# [Given exercise]
Locate each line holding the string "JSON" and copy it.

(Records excerpted from a collection)
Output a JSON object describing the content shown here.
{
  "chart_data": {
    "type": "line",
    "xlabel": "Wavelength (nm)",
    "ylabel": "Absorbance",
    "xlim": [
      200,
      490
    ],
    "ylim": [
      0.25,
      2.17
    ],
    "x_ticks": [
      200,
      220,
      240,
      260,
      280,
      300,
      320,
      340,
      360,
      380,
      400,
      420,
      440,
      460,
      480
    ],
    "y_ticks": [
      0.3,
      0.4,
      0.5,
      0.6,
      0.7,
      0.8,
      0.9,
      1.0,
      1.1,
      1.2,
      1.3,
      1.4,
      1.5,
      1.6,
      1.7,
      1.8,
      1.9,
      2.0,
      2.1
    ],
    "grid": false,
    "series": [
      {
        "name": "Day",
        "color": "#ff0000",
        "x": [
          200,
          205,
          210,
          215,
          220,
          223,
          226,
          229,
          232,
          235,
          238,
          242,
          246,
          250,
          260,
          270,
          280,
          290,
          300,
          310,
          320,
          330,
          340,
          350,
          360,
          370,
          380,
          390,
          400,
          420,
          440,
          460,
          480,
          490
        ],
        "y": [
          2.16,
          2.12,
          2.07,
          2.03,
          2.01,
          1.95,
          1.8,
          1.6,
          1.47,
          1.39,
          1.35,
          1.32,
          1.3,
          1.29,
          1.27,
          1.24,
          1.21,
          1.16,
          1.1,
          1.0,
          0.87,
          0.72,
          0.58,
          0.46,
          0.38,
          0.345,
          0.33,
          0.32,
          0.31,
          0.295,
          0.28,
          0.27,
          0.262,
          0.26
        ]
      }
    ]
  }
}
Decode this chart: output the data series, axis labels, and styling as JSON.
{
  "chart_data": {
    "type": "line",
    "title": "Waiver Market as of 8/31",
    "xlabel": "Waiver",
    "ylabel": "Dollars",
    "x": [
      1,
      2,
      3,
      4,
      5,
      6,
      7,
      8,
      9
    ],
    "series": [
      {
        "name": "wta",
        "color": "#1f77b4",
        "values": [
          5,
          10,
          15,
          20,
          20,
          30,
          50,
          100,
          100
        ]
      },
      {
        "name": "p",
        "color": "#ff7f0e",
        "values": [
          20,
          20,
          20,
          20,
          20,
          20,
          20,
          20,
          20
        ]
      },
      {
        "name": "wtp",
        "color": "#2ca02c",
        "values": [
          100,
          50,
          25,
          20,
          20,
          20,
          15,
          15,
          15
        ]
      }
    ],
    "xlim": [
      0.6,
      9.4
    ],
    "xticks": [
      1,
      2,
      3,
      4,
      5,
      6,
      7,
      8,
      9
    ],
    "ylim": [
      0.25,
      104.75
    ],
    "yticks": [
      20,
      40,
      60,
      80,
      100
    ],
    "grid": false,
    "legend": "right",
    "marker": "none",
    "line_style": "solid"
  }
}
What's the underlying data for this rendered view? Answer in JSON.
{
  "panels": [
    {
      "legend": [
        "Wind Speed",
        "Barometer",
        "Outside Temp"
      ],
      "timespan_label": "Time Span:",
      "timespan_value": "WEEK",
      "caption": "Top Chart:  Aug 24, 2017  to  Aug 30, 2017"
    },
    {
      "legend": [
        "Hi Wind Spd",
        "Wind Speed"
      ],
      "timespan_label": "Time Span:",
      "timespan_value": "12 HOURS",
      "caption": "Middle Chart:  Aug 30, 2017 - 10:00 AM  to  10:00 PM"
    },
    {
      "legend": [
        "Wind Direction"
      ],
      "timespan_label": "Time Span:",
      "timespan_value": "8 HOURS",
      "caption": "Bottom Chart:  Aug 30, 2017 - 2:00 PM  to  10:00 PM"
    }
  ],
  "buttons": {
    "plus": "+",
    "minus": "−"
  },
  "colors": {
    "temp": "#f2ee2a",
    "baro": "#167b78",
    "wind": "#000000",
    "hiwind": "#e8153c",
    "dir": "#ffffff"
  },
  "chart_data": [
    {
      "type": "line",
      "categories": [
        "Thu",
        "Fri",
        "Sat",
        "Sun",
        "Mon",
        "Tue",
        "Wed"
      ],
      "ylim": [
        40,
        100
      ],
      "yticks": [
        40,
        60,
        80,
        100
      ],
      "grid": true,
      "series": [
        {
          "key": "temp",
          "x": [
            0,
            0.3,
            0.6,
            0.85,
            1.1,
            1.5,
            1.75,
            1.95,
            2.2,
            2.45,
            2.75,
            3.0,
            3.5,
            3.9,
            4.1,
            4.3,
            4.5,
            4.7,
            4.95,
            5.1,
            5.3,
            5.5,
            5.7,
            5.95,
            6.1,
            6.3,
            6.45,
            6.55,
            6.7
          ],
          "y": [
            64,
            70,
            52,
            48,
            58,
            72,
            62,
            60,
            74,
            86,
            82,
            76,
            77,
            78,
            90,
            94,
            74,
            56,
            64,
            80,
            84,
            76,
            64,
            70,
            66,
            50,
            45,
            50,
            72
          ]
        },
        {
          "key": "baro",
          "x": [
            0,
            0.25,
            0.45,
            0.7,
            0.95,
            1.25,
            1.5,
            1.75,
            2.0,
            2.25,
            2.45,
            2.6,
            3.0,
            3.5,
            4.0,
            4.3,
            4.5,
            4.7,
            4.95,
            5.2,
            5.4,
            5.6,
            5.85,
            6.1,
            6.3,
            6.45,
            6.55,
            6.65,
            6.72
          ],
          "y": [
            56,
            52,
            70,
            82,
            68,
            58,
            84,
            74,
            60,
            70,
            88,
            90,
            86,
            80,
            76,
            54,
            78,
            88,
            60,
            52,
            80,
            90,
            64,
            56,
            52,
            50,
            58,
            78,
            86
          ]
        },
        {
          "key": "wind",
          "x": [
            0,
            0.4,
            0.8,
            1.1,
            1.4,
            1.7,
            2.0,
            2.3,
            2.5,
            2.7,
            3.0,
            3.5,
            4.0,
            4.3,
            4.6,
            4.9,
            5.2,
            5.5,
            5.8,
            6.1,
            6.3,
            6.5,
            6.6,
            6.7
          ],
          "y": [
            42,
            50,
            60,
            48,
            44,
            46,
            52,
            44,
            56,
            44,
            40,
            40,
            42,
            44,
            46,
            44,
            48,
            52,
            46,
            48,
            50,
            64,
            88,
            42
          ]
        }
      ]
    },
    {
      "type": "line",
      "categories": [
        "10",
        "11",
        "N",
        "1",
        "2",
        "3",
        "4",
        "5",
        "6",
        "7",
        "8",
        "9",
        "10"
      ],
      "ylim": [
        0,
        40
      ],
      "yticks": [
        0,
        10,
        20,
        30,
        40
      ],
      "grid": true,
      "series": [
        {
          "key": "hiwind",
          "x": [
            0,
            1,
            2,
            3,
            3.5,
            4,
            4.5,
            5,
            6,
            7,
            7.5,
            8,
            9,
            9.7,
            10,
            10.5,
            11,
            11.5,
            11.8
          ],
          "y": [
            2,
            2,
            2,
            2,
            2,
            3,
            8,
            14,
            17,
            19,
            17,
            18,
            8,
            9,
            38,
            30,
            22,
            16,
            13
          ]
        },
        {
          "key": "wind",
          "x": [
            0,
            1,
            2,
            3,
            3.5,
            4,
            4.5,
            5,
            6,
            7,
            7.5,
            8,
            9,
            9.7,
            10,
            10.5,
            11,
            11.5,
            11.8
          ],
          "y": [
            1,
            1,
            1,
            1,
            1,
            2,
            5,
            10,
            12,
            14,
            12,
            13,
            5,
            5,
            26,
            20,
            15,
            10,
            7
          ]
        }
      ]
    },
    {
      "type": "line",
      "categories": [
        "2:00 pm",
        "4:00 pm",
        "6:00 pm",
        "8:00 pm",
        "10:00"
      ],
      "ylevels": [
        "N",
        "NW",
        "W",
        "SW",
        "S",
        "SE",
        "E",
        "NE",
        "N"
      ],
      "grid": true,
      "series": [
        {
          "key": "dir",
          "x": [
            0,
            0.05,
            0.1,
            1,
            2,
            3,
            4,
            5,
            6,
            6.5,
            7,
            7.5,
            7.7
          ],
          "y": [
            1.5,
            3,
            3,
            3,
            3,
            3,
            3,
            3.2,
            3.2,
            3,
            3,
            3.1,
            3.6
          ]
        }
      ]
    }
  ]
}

# [Result]
Output a JSON object describing the content shown here.
Decode this chart: output the data series, axis labels, and styling as JSON.
What's the underlying data for this rendered view? Answer in JSON.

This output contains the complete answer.